A line counts if it contains the string "Obama"; say how many such lines there are, giving only the number.

◆ ◆ ◆ ◆ ◆

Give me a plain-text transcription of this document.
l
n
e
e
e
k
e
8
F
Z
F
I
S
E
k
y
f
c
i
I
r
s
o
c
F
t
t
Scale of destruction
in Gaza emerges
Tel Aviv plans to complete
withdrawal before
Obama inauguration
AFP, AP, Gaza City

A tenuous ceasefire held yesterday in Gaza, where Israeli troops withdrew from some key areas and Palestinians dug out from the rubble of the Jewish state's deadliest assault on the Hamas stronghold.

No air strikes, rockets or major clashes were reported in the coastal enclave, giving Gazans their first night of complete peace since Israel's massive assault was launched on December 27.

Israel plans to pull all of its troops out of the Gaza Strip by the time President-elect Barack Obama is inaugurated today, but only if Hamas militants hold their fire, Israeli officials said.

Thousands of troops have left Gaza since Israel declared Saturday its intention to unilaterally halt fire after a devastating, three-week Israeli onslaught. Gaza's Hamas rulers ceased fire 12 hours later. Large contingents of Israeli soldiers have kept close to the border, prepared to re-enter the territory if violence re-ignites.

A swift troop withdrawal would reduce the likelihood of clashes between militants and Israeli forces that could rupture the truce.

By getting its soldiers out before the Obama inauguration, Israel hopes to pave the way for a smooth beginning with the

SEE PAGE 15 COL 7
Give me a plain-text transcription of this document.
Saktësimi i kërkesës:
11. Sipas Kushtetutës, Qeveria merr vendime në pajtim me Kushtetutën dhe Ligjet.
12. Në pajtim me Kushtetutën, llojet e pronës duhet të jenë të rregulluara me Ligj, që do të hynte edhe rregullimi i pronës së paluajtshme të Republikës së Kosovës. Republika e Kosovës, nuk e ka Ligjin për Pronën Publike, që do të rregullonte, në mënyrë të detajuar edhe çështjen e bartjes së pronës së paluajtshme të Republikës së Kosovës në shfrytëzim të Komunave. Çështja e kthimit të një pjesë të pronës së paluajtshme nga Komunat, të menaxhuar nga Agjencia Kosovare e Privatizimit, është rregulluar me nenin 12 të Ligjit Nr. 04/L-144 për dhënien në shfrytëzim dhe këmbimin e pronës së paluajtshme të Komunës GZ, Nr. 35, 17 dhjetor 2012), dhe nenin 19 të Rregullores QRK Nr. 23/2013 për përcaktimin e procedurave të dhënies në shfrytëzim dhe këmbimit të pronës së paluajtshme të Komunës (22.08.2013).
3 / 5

◆ ◆ ◆ ◆ ◆

## SOLVED PROBLEM
3